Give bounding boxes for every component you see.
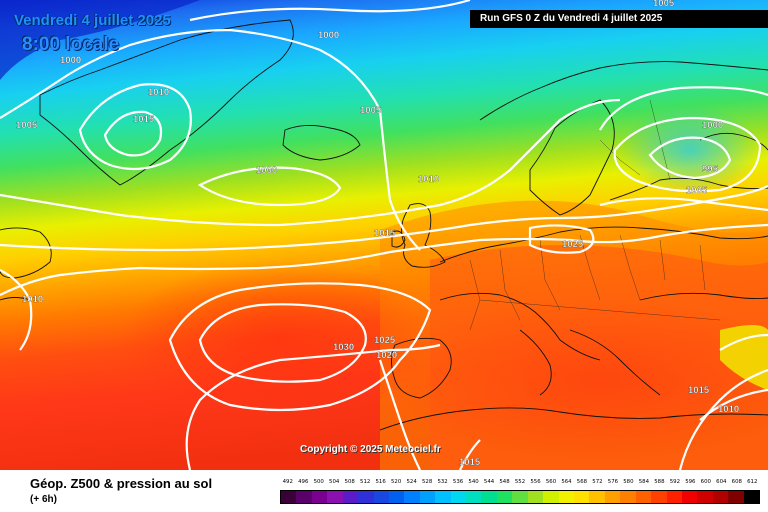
scale-swatch bbox=[712, 491, 729, 503]
isobar-label: 1000 bbox=[702, 120, 723, 131]
scale-swatch bbox=[558, 491, 575, 503]
isobar-label: 1010 bbox=[418, 174, 439, 185]
scale-swatch bbox=[728, 491, 744, 503]
weather-map: 1005 1000 1000 1010 1015 1005 1005 1000 … bbox=[0, 0, 768, 470]
legend-panel: Géop. Z500 & pression au sol (+ 6h) 492 4… bbox=[0, 470, 768, 512]
scale-swatch bbox=[296, 491, 312, 503]
scale-label: 568 bbox=[576, 479, 588, 485]
coastlines bbox=[0, 19, 768, 431]
scale-swatch bbox=[466, 491, 482, 503]
isobar-label: 1000 bbox=[60, 55, 81, 66]
scale-swatch bbox=[450, 491, 467, 503]
scale-label: 560 bbox=[545, 479, 557, 485]
isobar-label: 1025 bbox=[374, 335, 396, 346]
isobar-label: 1000 bbox=[318, 30, 339, 41]
scale-swatch bbox=[651, 491, 667, 503]
scale-swatch bbox=[496, 491, 513, 503]
scale-label: 548 bbox=[499, 479, 510, 485]
scale-label: 492 bbox=[282, 479, 293, 485]
isobar-label: 1005 bbox=[653, 0, 675, 9]
scale-label: 584 bbox=[638, 479, 650, 485]
isobar-label: 1005 bbox=[360, 105, 382, 116]
scale-swatch bbox=[342, 491, 359, 503]
scale-label: 596 bbox=[685, 479, 696, 485]
scale-label: 564 bbox=[561, 479, 572, 485]
isobar-label: 1015 bbox=[374, 228, 396, 239]
scale-swatch bbox=[574, 491, 590, 503]
scale-swatch bbox=[527, 491, 544, 503]
scale-swatch bbox=[620, 491, 636, 503]
scale-label: 508 bbox=[344, 479, 355, 485]
scale-swatch bbox=[481, 491, 497, 503]
scale-label: 524 bbox=[406, 479, 417, 485]
color-scale bbox=[280, 490, 760, 504]
isobar-label: 1025 bbox=[562, 239, 584, 250]
scale-label: 540 bbox=[468, 479, 479, 485]
scale-label: 588 bbox=[654, 479, 665, 485]
map-canvas: 1005 1000 1000 1010 1015 1005 1005 1000 … bbox=[0, 0, 768, 470]
copyright: Copyright © 2025 Meteociel.fr bbox=[300, 444, 441, 455]
isobar-label: 1010 bbox=[718, 404, 739, 415]
scale-swatch bbox=[681, 491, 698, 503]
isobar-label: 1015 bbox=[459, 457, 481, 468]
isobar-label: 1005 bbox=[686, 185, 708, 196]
scale-swatch bbox=[435, 491, 451, 503]
scale-label: 520 bbox=[390, 479, 402, 485]
scale-label: 496 bbox=[298, 479, 309, 485]
scale-swatch bbox=[373, 491, 389, 503]
scale-swatch bbox=[311, 491, 328, 503]
isobar-label: 1000 bbox=[256, 165, 277, 176]
scale-swatch bbox=[281, 491, 297, 503]
isobar-label: 1015 bbox=[133, 114, 155, 125]
isobar-label: 1020 bbox=[376, 350, 397, 361]
scale-swatch bbox=[743, 491, 760, 503]
scale-swatch bbox=[697, 491, 713, 503]
scale-label: 504 bbox=[329, 479, 340, 485]
scale-swatch bbox=[512, 491, 528, 503]
legend-subtitle: (+ 6h) bbox=[30, 494, 57, 505]
scale-swatch bbox=[358, 491, 374, 503]
color-scale-labels: 492 496 500 504 508 512 516 520 524 528 532 536 540 5… bbox=[280, 479, 760, 489]
scale-swatch bbox=[635, 491, 652, 503]
scale-label: 604 bbox=[716, 479, 727, 485]
scale-swatch bbox=[589, 491, 605, 503]
scale-label: 500 bbox=[313, 479, 324, 485]
scale-label: 528 bbox=[421, 479, 433, 485]
scale-label: 512 bbox=[360, 479, 371, 485]
scale-swatch bbox=[327, 491, 343, 503]
isobar-label: 1010 bbox=[148, 87, 169, 98]
isobar-label: 1005 bbox=[16, 120, 38, 131]
isobar-labels: 1005 1000 1000 1010 1015 1005 1005 1000 … bbox=[16, 0, 739, 468]
scale-label: 612 bbox=[747, 479, 758, 485]
borders bbox=[469, 99, 721, 331]
forecast-date: Vendredi 4 juillet 2025 bbox=[14, 12, 171, 29]
scale-label: 572 bbox=[592, 479, 603, 485]
isobar-label: 1010 bbox=[22, 294, 43, 305]
scale-label: 608 bbox=[731, 479, 742, 485]
isobar-label: 1015 bbox=[688, 385, 710, 396]
run-banner: Run GFS 0 Z du Vendredi 4 juillet 2025 bbox=[470, 10, 768, 28]
scale-label: 600 bbox=[700, 479, 711, 485]
isobar-label: 995 bbox=[702, 164, 719, 175]
scale-label: 576 bbox=[607, 479, 619, 485]
forecast-time: 8:00 locale bbox=[22, 34, 120, 55]
scale-swatch bbox=[388, 491, 405, 503]
scale-label: 532 bbox=[437, 479, 448, 485]
scale-label: 536 bbox=[452, 479, 464, 485]
scale-label: 580 bbox=[623, 479, 634, 485]
scale-label: 592 bbox=[669, 479, 680, 485]
scale-label: 544 bbox=[483, 479, 495, 485]
scale-swatch bbox=[404, 491, 420, 503]
isobars bbox=[0, 0, 768, 470]
scale-label: 516 bbox=[375, 479, 386, 485]
scale-swatch bbox=[666, 491, 682, 503]
legend-title: Géop. Z500 & pression au sol bbox=[30, 476, 213, 491]
scale-swatch bbox=[419, 491, 436, 503]
scale-label: 552 bbox=[514, 479, 526, 485]
scale-swatch bbox=[543, 491, 559, 503]
isobar-label: 1030 bbox=[333, 342, 354, 353]
scale-swatch bbox=[604, 491, 621, 503]
scale-label: 556 bbox=[530, 479, 541, 485]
══════
• Aim of the exercise: Extract every line of the material above word for word, leaving out the pictures.

• Response:
Give bounding boxes for every component you see.
scale-swatch bbox=[712, 491, 729, 503]
isobar-label: 1000 bbox=[702, 120, 723, 131]
scale-swatch bbox=[558, 491, 575, 503]
isobar-label: 1010 bbox=[418, 174, 439, 185]
scale-swatch bbox=[728, 491, 744, 503]
weather-map: 1005 1000 1000 1010 1015 1005 1005 1000 … bbox=[0, 0, 768, 470]
legend-panel: Géop. Z500 & pression au sol (+ 6h) 492 4… bbox=[0, 470, 768, 512]
scale-swatch bbox=[296, 491, 312, 503]
scale-label: 568 bbox=[576, 479, 588, 485]
coastlines bbox=[0, 19, 768, 431]
scale-swatch bbox=[466, 491, 482, 503]
isobar-label: 1000 bbox=[60, 55, 81, 66]
scale-swatch bbox=[450, 491, 467, 503]
scale-label: 560 bbox=[545, 479, 557, 485]
isobar-label: 1025 bbox=[374, 335, 396, 346]
isobar-label: 1000 bbox=[318, 30, 339, 41]
scale-swatch bbox=[651, 491, 667, 503]
scale-swatch bbox=[496, 491, 513, 503]
scale-label: 548 bbox=[499, 479, 510, 485]
scale-label: 492 bbox=[282, 479, 293, 485]
isobar-label: 1005 bbox=[653, 0, 675, 9]
scale-label: 584 bbox=[638, 479, 650, 485]
isobar-label: 1005 bbox=[360, 105, 382, 116]
scale-swatch bbox=[342, 491, 359, 503]
scale-label: 596 bbox=[685, 479, 696, 485]
scale-label: 564 bbox=[561, 479, 572, 485]
isobar-label: 1015 bbox=[374, 228, 396, 239]
scale-swatch bbox=[574, 491, 590, 503]
scale-swatch bbox=[527, 491, 544, 503]
scale-swatch bbox=[620, 491, 636, 503]
scale-label: 508 bbox=[344, 479, 355, 485]
scale-swatch bbox=[481, 491, 497, 503]
scale-label: 524 bbox=[406, 479, 417, 485]
color-scale bbox=[280, 490, 760, 504]
isobar-label: 1025 bbox=[562, 239, 584, 250]
scale-label: 540 bbox=[468, 479, 479, 485]
scale-label: 588 bbox=[654, 479, 665, 485]
map-canvas: 1005 1000 1000 1010 1015 1005 1005 1000 … bbox=[0, 0, 768, 470]
copyright: Copyright © 2025 Meteociel.fr bbox=[300, 444, 441, 455]
isobar-label: 1010 bbox=[718, 404, 739, 415]
scale-swatch bbox=[681, 491, 698, 503]
isobar-label: 1015 bbox=[459, 457, 481, 468]
isobar-label: 1005 bbox=[686, 185, 708, 196]
scale-swatch bbox=[435, 491, 451, 503]
scale-label: 520 bbox=[390, 479, 402, 485]
scale-label: 496 bbox=[298, 479, 309, 485]
scale-swatch bbox=[373, 491, 389, 503]
scale-swatch bbox=[311, 491, 328, 503]
isobar-label: 1000 bbox=[256, 165, 277, 176]
scale-swatch bbox=[281, 491, 297, 503]
isobar-label: 1015 bbox=[133, 114, 155, 125]
isobar-label: 1020 bbox=[376, 350, 397, 361]
scale-swatch bbox=[743, 491, 760, 503]
scale-swatch bbox=[697, 491, 713, 503]
scale-label: 504 bbox=[329, 479, 340, 485]
scale-swatch bbox=[512, 491, 528, 503]
legend-subtitle: (+ 6h) bbox=[30, 494, 57, 505]
scale-swatch bbox=[358, 491, 374, 503]
color-scale-labels: 492 496 500 504 508 512 516 520 524 528 532 536 540 5… bbox=[280, 479, 760, 489]
scale-swatch bbox=[635, 491, 652, 503]
scale-label: 604 bbox=[716, 479, 727, 485]
scale-swatch bbox=[589, 491, 605, 503]
scale-label: 500 bbox=[313, 479, 324, 485]
scale-label: 528 bbox=[421, 479, 433, 485]
scale-label: 512 bbox=[360, 479, 371, 485]
scale-swatch bbox=[327, 491, 343, 503]
isobar-label: 1010 bbox=[148, 87, 169, 98]
isobar-label: 1005 bbox=[16, 120, 38, 131]
isobar-labels: 1005 1000 1000 1010 1015 1005 1005 1000 … bbox=[16, 0, 739, 468]
scale-label: 612 bbox=[747, 479, 758, 485]
borders bbox=[469, 99, 721, 331]
forecast-date: Vendredi 4 juillet 2025 bbox=[14, 12, 171, 29]
scale-label: 572 bbox=[592, 479, 603, 485]
isobar-label: 1010 bbox=[22, 294, 43, 305]
scale-label: 608 bbox=[731, 479, 742, 485]
isobar-label: 1015 bbox=[688, 385, 710, 396]
run-banner: Run GFS 0 Z du Vendredi 4 juillet 2025 bbox=[470, 10, 768, 28]
scale-label: 600 bbox=[700, 479, 711, 485]
isobar-label: 995 bbox=[702, 164, 719, 175]
scale-label: 576 bbox=[607, 479, 619, 485]
forecast-time: 8:00 locale bbox=[22, 34, 120, 55]
scale-swatch bbox=[388, 491, 405, 503]
scale-label: 532 bbox=[437, 479, 448, 485]
scale-label: 536 bbox=[452, 479, 464, 485]
scale-label: 580 bbox=[623, 479, 634, 485]
scale-label: 592 bbox=[669, 479, 680, 485]
scale-label: 544 bbox=[483, 479, 495, 485]
scale-swatch bbox=[404, 491, 420, 503]
isobars bbox=[0, 0, 768, 470]
scale-label: 516 bbox=[375, 479, 386, 485]
scale-swatch bbox=[666, 491, 682, 503]
legend-title: Géop. Z500 & pression au sol bbox=[30, 476, 213, 491]
scale-swatch bbox=[419, 491, 436, 503]
scale-label: 552 bbox=[514, 479, 526, 485]
scale-swatch bbox=[543, 491, 559, 503]
isobar-label: 1030 bbox=[333, 342, 354, 353]
scale-swatch bbox=[604, 491, 621, 503]
scale-label: 556 bbox=[530, 479, 541, 485]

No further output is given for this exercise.